>>>>>

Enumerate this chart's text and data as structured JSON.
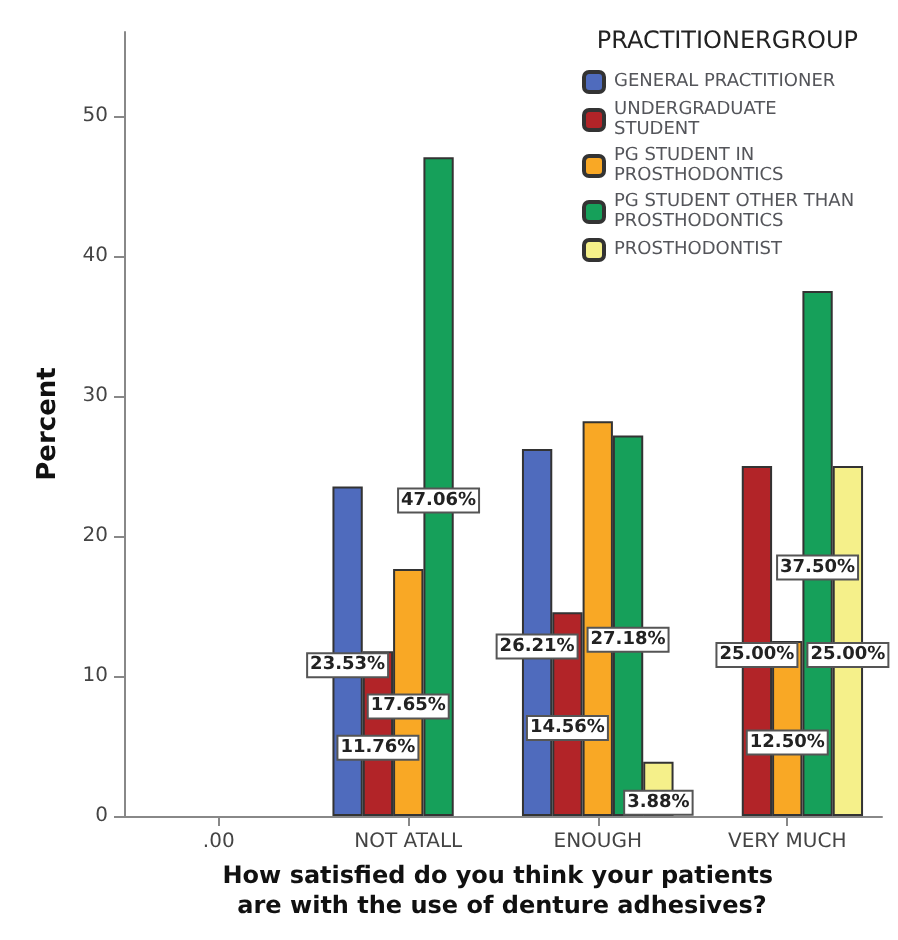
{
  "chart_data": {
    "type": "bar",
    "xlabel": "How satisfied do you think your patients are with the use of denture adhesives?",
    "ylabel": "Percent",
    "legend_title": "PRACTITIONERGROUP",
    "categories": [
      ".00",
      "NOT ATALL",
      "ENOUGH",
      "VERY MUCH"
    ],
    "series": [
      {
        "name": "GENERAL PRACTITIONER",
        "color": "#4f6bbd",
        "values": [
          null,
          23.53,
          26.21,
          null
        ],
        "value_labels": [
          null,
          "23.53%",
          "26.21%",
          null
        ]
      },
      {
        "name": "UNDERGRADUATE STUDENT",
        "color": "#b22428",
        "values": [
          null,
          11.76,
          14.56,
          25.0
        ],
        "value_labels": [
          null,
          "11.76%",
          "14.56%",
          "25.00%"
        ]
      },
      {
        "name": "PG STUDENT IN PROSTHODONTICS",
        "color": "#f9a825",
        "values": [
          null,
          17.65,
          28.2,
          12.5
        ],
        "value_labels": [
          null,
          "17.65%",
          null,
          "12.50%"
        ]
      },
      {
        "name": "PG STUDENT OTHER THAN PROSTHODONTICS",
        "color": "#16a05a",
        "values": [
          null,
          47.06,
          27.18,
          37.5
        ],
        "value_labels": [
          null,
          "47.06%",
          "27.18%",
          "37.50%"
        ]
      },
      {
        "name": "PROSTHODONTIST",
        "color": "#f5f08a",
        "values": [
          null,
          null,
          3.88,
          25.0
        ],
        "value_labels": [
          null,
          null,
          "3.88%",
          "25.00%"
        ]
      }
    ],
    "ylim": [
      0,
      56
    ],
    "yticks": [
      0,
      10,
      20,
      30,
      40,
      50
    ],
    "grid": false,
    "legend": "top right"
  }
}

<<<<<

PROBLEM REQUIREMENTS:
Print every line of the material exactly as written, but drop the pictures.

ANSWER TO THE PROBLEM:
Enumerate this chart's text and data as structured JSON.
{
  "chart_data": {
    "type": "bar",
    "xlabel": "How satisfied do you think your patients are with the use of denture adhesives?",
    "ylabel": "Percent",
    "legend_title": "PRACTITIONERGROUP",
    "categories": [
      ".00",
      "NOT ATALL",
      "ENOUGH",
      "VERY MUCH"
    ],
    "series": [
      {
        "name": "GENERAL PRACTITIONER",
        "color": "#4f6bbd",
        "values": [
          null,
          23.53,
          26.21,
          null
        ],
        "value_labels": [
          null,
          "23.53%",
          "26.21%",
          null
        ]
      },
      {
        "name": "UNDERGRADUATE STUDENT",
        "color": "#b22428",
        "values": [
          null,
          11.76,
          14.56,
          25.0
        ],
        "value_labels": [
          null,
          "11.76%",
          "14.56%",
          "25.00%"
        ]
      },
      {
        "name": "PG STUDENT IN PROSTHODONTICS",
        "color": "#f9a825",
        "values": [
          null,
          17.65,
          28.2,
          12.5
        ],
        "value_labels": [
          null,
          "17.65%",
          null,
          "12.50%"
        ]
      },
      {
        "name": "PG STUDENT OTHER THAN PROSTHODONTICS",
        "color": "#16a05a",
        "values": [
          null,
          47.06,
          27.18,
          37.5
        ],
        "value_labels": [
          null,
          "47.06%",
          "27.18%",
          "37.50%"
        ]
      },
      {
        "name": "PROSTHODONTIST",
        "color": "#f5f08a",
        "values": [
          null,
          null,
          3.88,
          25.0
        ],
        "value_labels": [
          null,
          null,
          "3.88%",
          "25.00%"
        ]
      }
    ],
    "ylim": [
      0,
      56
    ],
    "yticks": [
      0,
      10,
      20,
      30,
      40,
      50
    ],
    "grid": false,
    "legend": "top right"
  }
}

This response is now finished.